# [Exercise goal]
Reproduce the listing below without changes, except that pictures are left out.

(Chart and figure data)

==========

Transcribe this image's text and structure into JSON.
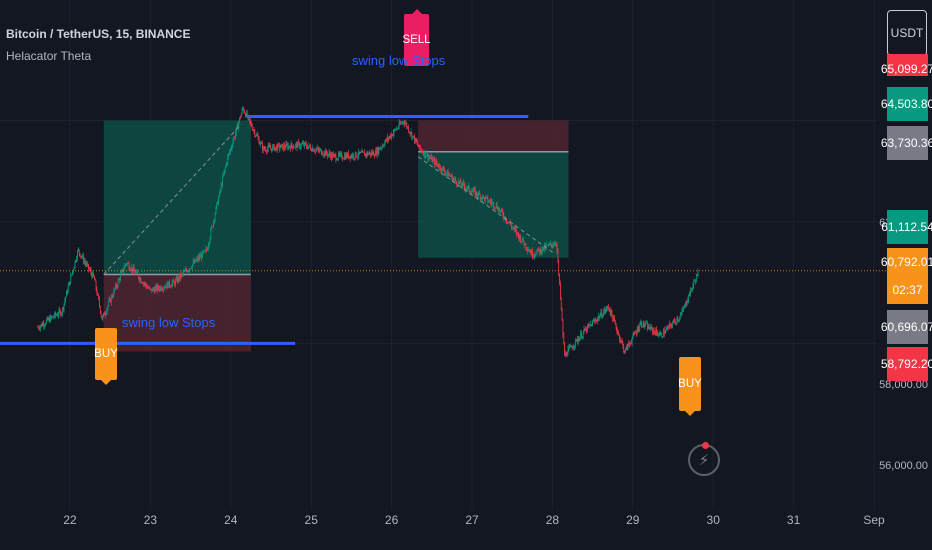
{
  "header": {
    "symbol_line": "Bitcoin / TetherUS, 15, BINANCE",
    "indicator": "Helacator Theta"
  },
  "currency_button": "USDT",
  "price_badges": [
    {
      "text": "65,099.27",
      "color": "#f23645"
    },
    {
      "text": "64,503.80",
      "color": "#089981"
    },
    {
      "text": "63,730.36",
      "color": "#787b86"
    },
    {
      "text": "61,112.54",
      "color": "#089981"
    },
    {
      "text": "60,792.01",
      "color": "#f7931a"
    },
    {
      "text": "02:37",
      "color": "#f7931a"
    },
    {
      "text": "60,696.07",
      "color": "#787b86"
    },
    {
      "text": "58,792.20",
      "color": "#f23645"
    }
  ],
  "annotations": {
    "buy_label": "BUY",
    "sell_label": "SELL",
    "swing_low_stops": "swing low Stops"
  },
  "icons": {
    "alert": "lightning-icon"
  },
  "chart_data": {
    "type": "candlestick",
    "x_axis_labels": [
      "22",
      "23",
      "24",
      "25",
      "26",
      "27",
      "28",
      "29",
      "30",
      "31",
      "Sep"
    ],
    "y_axis_labels": [
      "62,000.00",
      "58,000.00",
      "56,000.00"
    ],
    "y_range": [
      55500,
      66000
    ],
    "key_points": [
      {
        "day": 21.6,
        "price": 59400
      },
      {
        "day": 21.9,
        "price": 59800
      },
      {
        "day": 22.1,
        "price": 61300
      },
      {
        "day": 22.3,
        "price": 60600
      },
      {
        "day": 22.4,
        "price": 59600
      },
      {
        "day": 22.7,
        "price": 61000
      },
      {
        "day": 23.0,
        "price": 60300
      },
      {
        "day": 23.3,
        "price": 60500
      },
      {
        "day": 23.7,
        "price": 61300
      },
      {
        "day": 23.95,
        "price": 63500
      },
      {
        "day": 24.15,
        "price": 64800
      },
      {
        "day": 24.4,
        "price": 63800
      },
      {
        "day": 24.9,
        "price": 63900
      },
      {
        "day": 25.3,
        "price": 63600
      },
      {
        "day": 25.8,
        "price": 63700
      },
      {
        "day": 26.15,
        "price": 64500
      },
      {
        "day": 26.35,
        "price": 63800
      },
      {
        "day": 26.8,
        "price": 63000
      },
      {
        "day": 27.3,
        "price": 62400
      },
      {
        "day": 27.75,
        "price": 61200
      },
      {
        "day": 28.05,
        "price": 61500
      },
      {
        "day": 28.15,
        "price": 58700
      },
      {
        "day": 28.4,
        "price": 59300
      },
      {
        "day": 28.7,
        "price": 59900
      },
      {
        "day": 28.9,
        "price": 58800
      },
      {
        "day": 29.1,
        "price": 59500
      },
      {
        "day": 29.35,
        "price": 59200
      },
      {
        "day": 29.6,
        "price": 59700
      },
      {
        "day": 29.82,
        "price": 60792.01
      }
    ],
    "trades": [
      {
        "side": "long",
        "entry": 60700,
        "target": 64500,
        "stop": 58800,
        "from_day": 22.42,
        "to_day": 24.25
      },
      {
        "side": "short",
        "entry": 63730.36,
        "target": 61112.54,
        "stop": 64503.8,
        "from_day": 26.33,
        "to_day": 28.2
      }
    ],
    "swing_lines": [
      {
        "price": 59000,
        "from_day": 21.1,
        "to_day": 24.8
      },
      {
        "price": 64600,
        "from_day": 24.2,
        "to_day": 27.7
      }
    ],
    "last_price": 60792.01,
    "grid": true,
    "colors": {
      "up": "#089981",
      "down": "#f23645",
      "target_zone": "#0d4f47",
      "stop_zone": "#4a2531",
      "swing_line": "#2962ff"
    }
  }
}
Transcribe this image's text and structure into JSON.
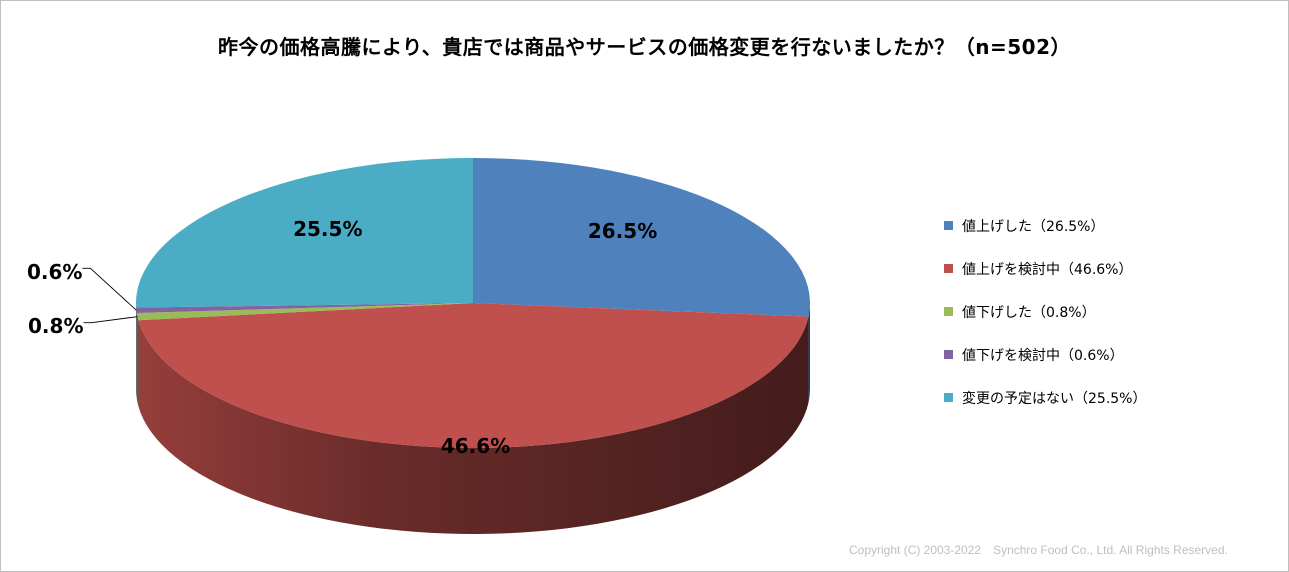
{
  "chart_data": {
    "type": "pie",
    "title": "昨今の価格高騰により、貴店では商品やサービスの価格変更を行ないましたか？（n=502）",
    "categories": [
      "値上げした",
      "値上げを検討中",
      "値下げした",
      "値下げを検討中",
      "変更の予定はない"
    ],
    "values": [
      26.5,
      46.6,
      0.8,
      0.6,
      25.5
    ],
    "data_labels": [
      "26.5%",
      "46.6%",
      "0.8%",
      "0.6%",
      "25.5%"
    ],
    "legend_labels": [
      "値上げした（26.5%）",
      "値上げを検討中（46.6%）",
      "値下げした（0.8%）",
      "値下げを検討中（0.6%）",
      "変更の予定はない（25.5%）"
    ],
    "colors": [
      "#4F81BD",
      "#C0504D",
      "#9BBB59",
      "#8064A2",
      "#4BACC6"
    ],
    "legend_position": "right",
    "style": "3d-pie"
  },
  "copyright": "Copyright (C) 2003-2022　Synchro Food Co., Ltd. All Rights Reserved."
}
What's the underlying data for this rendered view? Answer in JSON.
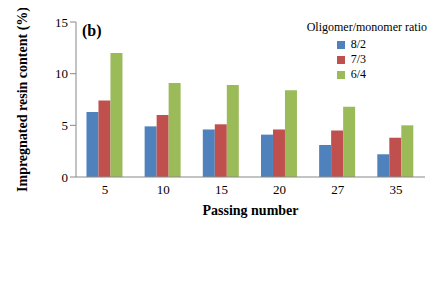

==========

# [Answer to the task]
Transcribe this image's text and structure into JSON.
{
  "header": {
    "symbol_line": "Bitcoin / TetherUS, 15, BINANCE",
    "indicator": "Helacator Theta"
  },
  "currency_button": "USDT",
  "price_badges": [
    {
      "text": "65,099.27",
      "color": "#f23645"
    },
    {
      "text": "64,503.80",
      "color": "#089981"
    },
    {
      "text": "63,730.36",
      "color": "#787b86"
    },
    {
      "text": "61,112.54",
      "color": "#089981"
    },
    {
      "text": "60,792.01",
      "color": "#f7931a"
    },
    {
      "text": "02:37",
      "color": "#f7931a"
    },
    {
      "text": "60,696.07",
      "color": "#787b86"
    },
    {
      "text": "58,792.20",
      "color": "#f23645"
    }
  ],
  "annotations": {
    "buy_label": "BUY",
    "sell_label": "SELL",
    "swing_low_stops": "swing low Stops"
  },
  "icons": {
    "alert": "lightning-icon"
  },
  "chart_data": {
    "type": "candlestick",
    "x_axis_labels": [
      "22",
      "23",
      "24",
      "25",
      "26",
      "27",
      "28",
      "29",
      "30",
      "31",
      "Sep"
    ],
    "y_axis_labels": [
      "62,000.00",
      "58,000.00",
      "56,000.00"
    ],
    "y_range": [
      55500,
      66000
    ],
    "key_points": [
      {
        "day": 21.6,
        "price": 59400
      },
      {
        "day": 21.9,
        "price": 59800
      },
      {
        "day": 22.1,
        "price": 61300
      },
      {
        "day": 22.3,
        "price": 60600
      },
      {
        "day": 22.4,
        "price": 59600
      },
      {
        "day": 22.7,
        "price": 61000
      },
      {
        "day": 23.0,
        "price": 60300
      },
      {
        "day": 23.3,
        "price": 60500
      },
      {
        "day": 23.7,
        "price": 61300
      },
      {
        "day": 23.95,
        "price": 63500
      },
      {
        "day": 24.15,
        "price": 64800
      },
      {
        "day": 24.4,
        "price": 63800
      },
      {
        "day": 24.9,
        "price": 63900
      },
      {
        "day": 25.3,
        "price": 63600
      },
      {
        "day": 25.8,
        "price": 63700
      },
      {
        "day": 26.15,
        "price": 64500
      },
      {
        "day": 26.35,
        "price": 63800
      },
      {
        "day": 26.8,
        "price": 63000
      },
      {
        "day": 27.3,
        "price": 62400
      },
      {
        "day": 27.75,
        "price": 61200
      },
      {
        "day": 28.05,
        "price": 61500
      },
      {
        "day": 28.15,
        "price": 58700
      },
      {
        "day": 28.4,
        "price": 59300
      },
      {
        "day": 28.7,
        "price": 59900
      },
      {
        "day": 28.9,
        "price": 58800
      },
      {
        "day": 29.1,
        "price": 59500
      },
      {
        "day": 29.35,
        "price": 59200
      },
      {
        "day": 29.6,
        "price": 59700
      },
      {
        "day": 29.82,
        "price": 60792.01
      }
    ],
    "trades": [
      {
        "side": "long",
        "entry": 60700,
        "target": 64500,
        "stop": 58800,
        "from_day": 22.42,
        "to_day": 24.25
      },
      {
        "side": "short",
        "entry": 63730.36,
        "target": 61112.54,
        "stop": 64503.8,
        "from_day": 26.33,
        "to_day": 28.2
      }
    ],
    "swing_lines": [
      {
        "price": 59000,
        "from_day": 21.1,
        "to_day": 24.8
      },
      {
        "price": 64600,
        "from_day": 24.2,
        "to_day": 27.7
      }
    ],
    "last_price": 60792.01,
    "grid": true,
    "colors": {
      "up": "#089981",
      "down": "#f23645",
      "target_zone": "#0d4f47",
      "stop_zone": "#4a2531",
      "swing_line": "#2962ff"
    }
  }
}
Transcribe this image's text and structure into JSON.
{
  "chart_data": {
    "type": "pie",
    "title": "昨今の価格高騰により、貴店では商品やサービスの価格変更を行ないましたか？（n=502）",
    "categories": [
      "値上げした",
      "値上げを検討中",
      "値下げした",
      "値下げを検討中",
      "変更の予定はない"
    ],
    "values": [
      26.5,
      46.6,
      0.8,
      0.6,
      25.5
    ],
    "data_labels": [
      "26.5%",
      "46.6%",
      "0.8%",
      "0.6%",
      "25.5%"
    ],
    "legend_labels": [
      "値上げした（26.5%）",
      "値上げを検討中（46.6%）",
      "値下げした（0.8%）",
      "値下げを検討中（0.6%）",
      "変更の予定はない（25.5%）"
    ],
    "colors": [
      "#4F81BD",
      "#C0504D",
      "#9BBB59",
      "#8064A2",
      "#4BACC6"
    ],
    "legend_position": "right",
    "style": "3d-pie"
  },
  "copyright": "Copyright (C) 2003-2022　Synchro Food Co., Ltd. All Rights Reserved."
}
What's the underlying data for this rendered view? Answer in JSON.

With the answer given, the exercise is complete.